* [Stated problem] Look for the string "трикутнику" in every line, and copy each line that has it.

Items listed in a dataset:
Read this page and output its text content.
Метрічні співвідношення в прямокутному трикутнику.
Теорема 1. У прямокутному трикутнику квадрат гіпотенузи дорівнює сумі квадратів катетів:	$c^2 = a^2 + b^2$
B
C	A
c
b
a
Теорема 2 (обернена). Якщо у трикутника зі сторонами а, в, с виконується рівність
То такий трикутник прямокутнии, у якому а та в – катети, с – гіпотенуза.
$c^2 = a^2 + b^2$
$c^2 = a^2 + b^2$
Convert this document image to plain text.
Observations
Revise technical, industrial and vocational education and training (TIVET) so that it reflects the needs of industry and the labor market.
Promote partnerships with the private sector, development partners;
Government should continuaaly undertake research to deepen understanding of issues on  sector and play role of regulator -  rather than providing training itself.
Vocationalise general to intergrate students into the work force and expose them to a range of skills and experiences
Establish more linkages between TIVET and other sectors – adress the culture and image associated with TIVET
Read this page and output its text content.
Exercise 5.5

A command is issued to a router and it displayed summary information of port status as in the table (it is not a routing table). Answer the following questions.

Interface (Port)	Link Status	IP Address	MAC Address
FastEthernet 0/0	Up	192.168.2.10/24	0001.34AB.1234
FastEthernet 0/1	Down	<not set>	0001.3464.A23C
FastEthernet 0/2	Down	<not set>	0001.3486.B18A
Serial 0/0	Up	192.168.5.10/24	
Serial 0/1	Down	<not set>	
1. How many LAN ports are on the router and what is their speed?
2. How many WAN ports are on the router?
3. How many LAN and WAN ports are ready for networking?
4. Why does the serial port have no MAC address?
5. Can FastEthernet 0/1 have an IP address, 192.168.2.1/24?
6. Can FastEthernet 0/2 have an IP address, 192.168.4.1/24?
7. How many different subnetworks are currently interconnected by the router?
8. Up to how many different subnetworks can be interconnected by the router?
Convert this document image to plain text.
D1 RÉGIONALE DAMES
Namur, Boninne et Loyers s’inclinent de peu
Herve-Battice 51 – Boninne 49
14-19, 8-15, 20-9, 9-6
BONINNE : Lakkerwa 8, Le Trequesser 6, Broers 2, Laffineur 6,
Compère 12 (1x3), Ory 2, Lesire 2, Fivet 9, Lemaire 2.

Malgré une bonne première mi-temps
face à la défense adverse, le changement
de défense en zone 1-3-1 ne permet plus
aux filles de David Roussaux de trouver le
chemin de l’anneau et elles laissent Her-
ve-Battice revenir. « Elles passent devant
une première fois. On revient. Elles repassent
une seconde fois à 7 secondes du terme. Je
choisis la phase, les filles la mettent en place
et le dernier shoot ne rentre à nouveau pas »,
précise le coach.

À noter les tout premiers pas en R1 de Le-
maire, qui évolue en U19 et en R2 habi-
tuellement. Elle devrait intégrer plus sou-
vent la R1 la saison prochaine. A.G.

* [Written solution]
Метрічні співвідношення в прямокутному трикутнику.
Теорема 1. У прямокутному трикутнику квадрат гіпотенузи дорівнює сумі квадратів катетів:	$c^2 = a^2 + b^2$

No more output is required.